Exercise materials:
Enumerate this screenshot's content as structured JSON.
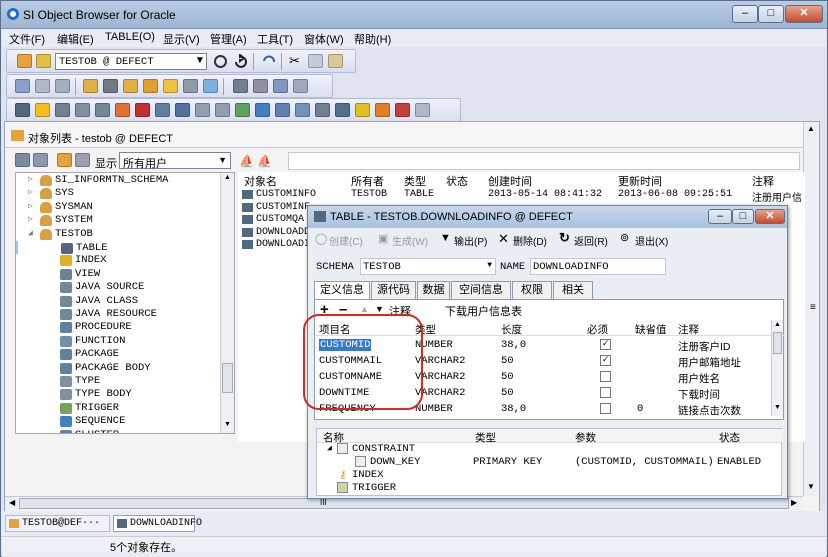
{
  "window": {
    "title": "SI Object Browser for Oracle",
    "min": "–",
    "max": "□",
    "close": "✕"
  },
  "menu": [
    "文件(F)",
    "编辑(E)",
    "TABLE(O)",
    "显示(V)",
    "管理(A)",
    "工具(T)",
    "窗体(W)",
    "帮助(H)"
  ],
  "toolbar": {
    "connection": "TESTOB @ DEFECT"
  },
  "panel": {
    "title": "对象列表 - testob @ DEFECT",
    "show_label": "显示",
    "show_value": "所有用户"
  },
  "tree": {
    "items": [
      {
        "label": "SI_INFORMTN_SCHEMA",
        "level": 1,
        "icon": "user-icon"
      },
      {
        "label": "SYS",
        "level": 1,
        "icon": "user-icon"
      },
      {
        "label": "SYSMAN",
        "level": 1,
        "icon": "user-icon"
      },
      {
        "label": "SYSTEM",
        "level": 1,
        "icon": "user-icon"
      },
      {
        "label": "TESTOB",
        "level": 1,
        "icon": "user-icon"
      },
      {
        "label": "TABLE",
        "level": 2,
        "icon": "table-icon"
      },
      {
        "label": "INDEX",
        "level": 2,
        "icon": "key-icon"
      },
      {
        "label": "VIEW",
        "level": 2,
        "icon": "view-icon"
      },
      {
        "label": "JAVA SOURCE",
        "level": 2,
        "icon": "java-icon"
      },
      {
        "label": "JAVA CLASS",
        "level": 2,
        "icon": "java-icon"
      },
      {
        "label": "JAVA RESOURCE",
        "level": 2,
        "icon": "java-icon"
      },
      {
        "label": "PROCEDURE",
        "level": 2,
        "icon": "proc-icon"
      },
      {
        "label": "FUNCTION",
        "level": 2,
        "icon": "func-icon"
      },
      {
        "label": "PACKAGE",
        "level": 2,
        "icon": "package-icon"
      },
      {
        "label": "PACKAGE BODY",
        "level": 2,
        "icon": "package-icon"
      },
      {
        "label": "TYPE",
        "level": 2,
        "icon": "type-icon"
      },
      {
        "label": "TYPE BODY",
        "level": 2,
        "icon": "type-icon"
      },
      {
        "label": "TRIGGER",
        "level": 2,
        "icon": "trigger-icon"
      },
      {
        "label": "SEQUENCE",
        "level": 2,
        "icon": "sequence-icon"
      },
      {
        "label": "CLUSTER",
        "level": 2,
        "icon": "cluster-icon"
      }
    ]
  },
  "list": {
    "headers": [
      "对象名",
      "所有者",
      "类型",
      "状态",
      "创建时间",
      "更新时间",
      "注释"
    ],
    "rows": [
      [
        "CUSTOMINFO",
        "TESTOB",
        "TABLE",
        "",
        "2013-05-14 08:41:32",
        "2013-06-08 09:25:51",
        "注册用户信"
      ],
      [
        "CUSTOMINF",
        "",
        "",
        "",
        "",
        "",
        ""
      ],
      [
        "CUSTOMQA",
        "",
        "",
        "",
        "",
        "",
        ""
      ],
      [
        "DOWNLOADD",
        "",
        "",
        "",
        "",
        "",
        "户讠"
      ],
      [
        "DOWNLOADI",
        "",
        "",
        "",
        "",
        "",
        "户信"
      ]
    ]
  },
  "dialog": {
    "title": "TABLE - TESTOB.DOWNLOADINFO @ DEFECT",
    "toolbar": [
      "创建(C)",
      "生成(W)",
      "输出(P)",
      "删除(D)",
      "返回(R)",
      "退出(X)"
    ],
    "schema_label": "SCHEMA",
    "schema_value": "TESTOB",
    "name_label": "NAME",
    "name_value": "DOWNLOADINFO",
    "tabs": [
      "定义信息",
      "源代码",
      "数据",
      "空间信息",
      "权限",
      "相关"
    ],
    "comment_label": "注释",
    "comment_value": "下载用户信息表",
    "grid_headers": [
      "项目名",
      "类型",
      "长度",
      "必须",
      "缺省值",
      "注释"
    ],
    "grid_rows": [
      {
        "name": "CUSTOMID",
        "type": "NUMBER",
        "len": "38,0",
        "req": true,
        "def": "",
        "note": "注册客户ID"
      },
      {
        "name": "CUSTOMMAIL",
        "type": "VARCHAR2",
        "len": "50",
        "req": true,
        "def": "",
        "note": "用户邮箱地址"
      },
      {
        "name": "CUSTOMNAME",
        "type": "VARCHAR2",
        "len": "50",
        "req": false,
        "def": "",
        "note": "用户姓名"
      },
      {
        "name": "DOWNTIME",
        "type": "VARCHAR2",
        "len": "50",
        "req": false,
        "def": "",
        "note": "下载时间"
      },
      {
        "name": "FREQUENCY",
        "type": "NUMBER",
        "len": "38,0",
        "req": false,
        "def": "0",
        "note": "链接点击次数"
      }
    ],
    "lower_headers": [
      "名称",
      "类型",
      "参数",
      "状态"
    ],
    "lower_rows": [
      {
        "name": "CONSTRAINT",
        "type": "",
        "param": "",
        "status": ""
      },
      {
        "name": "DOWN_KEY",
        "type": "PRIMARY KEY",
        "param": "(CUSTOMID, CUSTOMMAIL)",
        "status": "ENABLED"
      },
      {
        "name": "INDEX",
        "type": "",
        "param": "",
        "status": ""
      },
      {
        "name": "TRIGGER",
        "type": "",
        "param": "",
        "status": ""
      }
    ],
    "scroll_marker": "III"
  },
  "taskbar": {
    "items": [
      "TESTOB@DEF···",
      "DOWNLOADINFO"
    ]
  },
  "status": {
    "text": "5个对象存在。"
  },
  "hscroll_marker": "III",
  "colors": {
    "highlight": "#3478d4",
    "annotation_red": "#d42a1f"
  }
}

Set exercise: Repeat the records above exactly, omitting every picture.

Expected output:
Enumerate this screenshot's content as structured JSON.
{
  "window": {
    "title": "SI Object Browser for Oracle",
    "min": "–",
    "max": "□",
    "close": "✕"
  },
  "menu": [
    "文件(F)",
    "编辑(E)",
    "TABLE(O)",
    "显示(V)",
    "管理(A)",
    "工具(T)",
    "窗体(W)",
    "帮助(H)"
  ],
  "toolbar": {
    "connection": "TESTOB @ DEFECT"
  },
  "panel": {
    "title": "对象列表 - testob @ DEFECT",
    "show_label": "显示",
    "show_value": "所有用户"
  },
  "tree": {
    "items": [
      {
        "label": "SI_INFORMTN_SCHEMA",
        "level": 1,
        "icon": "user-icon"
      },
      {
        "label": "SYS",
        "level": 1,
        "icon": "user-icon"
      },
      {
        "label": "SYSMAN",
        "level": 1,
        "icon": "user-icon"
      },
      {
        "label": "SYSTEM",
        "level": 1,
        "icon": "user-icon"
      },
      {
        "label": "TESTOB",
        "level": 1,
        "icon": "user-icon"
      },
      {
        "label": "TABLE",
        "level": 2,
        "icon": "table-icon"
      },
      {
        "label": "INDEX",
        "level": 2,
        "icon": "key-icon"
      },
      {
        "label": "VIEW",
        "level": 2,
        "icon": "view-icon"
      },
      {
        "label": "JAVA SOURCE",
        "level": 2,
        "icon": "java-icon"
      },
      {
        "label": "JAVA CLASS",
        "level": 2,
        "icon": "java-icon"
      },
      {
        "label": "JAVA RESOURCE",
        "level": 2,
        "icon": "java-icon"
      },
      {
        "label": "PROCEDURE",
        "level": 2,
        "icon": "proc-icon"
      },
      {
        "label": "FUNCTION",
        "level": 2,
        "icon": "func-icon"
      },
      {
        "label": "PACKAGE",
        "level": 2,
        "icon": "package-icon"
      },
      {
        "label": "PACKAGE BODY",
        "level": 2,
        "icon": "package-icon"
      },
      {
        "label": "TYPE",
        "level": 2,
        "icon": "type-icon"
      },
      {
        "label": "TYPE BODY",
        "level": 2,
        "icon": "type-icon"
      },
      {
        "label": "TRIGGER",
        "level": 2,
        "icon": "trigger-icon"
      },
      {
        "label": "SEQUENCE",
        "level": 2,
        "icon": "sequence-icon"
      },
      {
        "label": "CLUSTER",
        "level": 2,
        "icon": "cluster-icon"
      }
    ]
  },
  "list": {
    "headers": [
      "对象名",
      "所有者",
      "类型",
      "状态",
      "创建时间",
      "更新时间",
      "注释"
    ],
    "rows": [
      [
        "CUSTOMINFO",
        "TESTOB",
        "TABLE",
        "",
        "2013-05-14 08:41:32",
        "2013-06-08 09:25:51",
        "注册用户信"
      ],
      [
        "CUSTOMINF",
        "",
        "",
        "",
        "",
        "",
        ""
      ],
      [
        "CUSTOMQA",
        "",
        "",
        "",
        "",
        "",
        ""
      ],
      [
        "DOWNLOADD",
        "",
        "",
        "",
        "",
        "",
        "户讠"
      ],
      [
        "DOWNLOADI",
        "",
        "",
        "",
        "",
        "",
        "户信"
      ]
    ]
  },
  "dialog": {
    "title": "TABLE - TESTOB.DOWNLOADINFO @ DEFECT",
    "toolbar": [
      "创建(C)",
      "生成(W)",
      "输出(P)",
      "删除(D)",
      "返回(R)",
      "退出(X)"
    ],
    "schema_label": "SCHEMA",
    "schema_value": "TESTOB",
    "name_label": "NAME",
    "name_value": "DOWNLOADINFO",
    "tabs": [
      "定义信息",
      "源代码",
      "数据",
      "空间信息",
      "权限",
      "相关"
    ],
    "comment_label": "注释",
    "comment_value": "下载用户信息表",
    "grid_headers": [
      "项目名",
      "类型",
      "长度",
      "必须",
      "缺省值",
      "注释"
    ],
    "grid_rows": [
      {
        "name": "CUSTOMID",
        "type": "NUMBER",
        "len": "38,0",
        "req": true,
        "def": "",
        "note": "注册客户ID"
      },
      {
        "name": "CUSTOMMAIL",
        "type": "VARCHAR2",
        "len": "50",
        "req": true,
        "def": "",
        "note": "用户邮箱地址"
      },
      {
        "name": "CUSTOMNAME",
        "type": "VARCHAR2",
        "len": "50",
        "req": false,
        "def": "",
        "note": "用户姓名"
      },
      {
        "name": "DOWNTIME",
        "type": "VARCHAR2",
        "len": "50",
        "req": false,
        "def": "",
        "note": "下载时间"
      },
      {
        "name": "FREQUENCY",
        "type": "NUMBER",
        "len": "38,0",
        "req": false,
        "def": "0",
        "note": "链接点击次数"
      }
    ],
    "lower_headers": [
      "名称",
      "类型",
      "参数",
      "状态"
    ],
    "lower_rows": [
      {
        "name": "CONSTRAINT",
        "type": "",
        "param": "",
        "status": ""
      },
      {
        "name": "DOWN_KEY",
        "type": "PRIMARY KEY",
        "param": "(CUSTOMID, CUSTOMMAIL)",
        "status": "ENABLED"
      },
      {
        "name": "INDEX",
        "type": "",
        "param": "",
        "status": ""
      },
      {
        "name": "TRIGGER",
        "type": "",
        "param": "",
        "status": ""
      }
    ],
    "scroll_marker": "III"
  },
  "taskbar": {
    "items": [
      "TESTOB@DEF···",
      "DOWNLOADINFO"
    ]
  },
  "status": {
    "text": "5个对象存在。"
  },
  "hscroll_marker": "III",
  "colors": {
    "highlight": "#3478d4",
    "annotation_red": "#d42a1f"
  }
}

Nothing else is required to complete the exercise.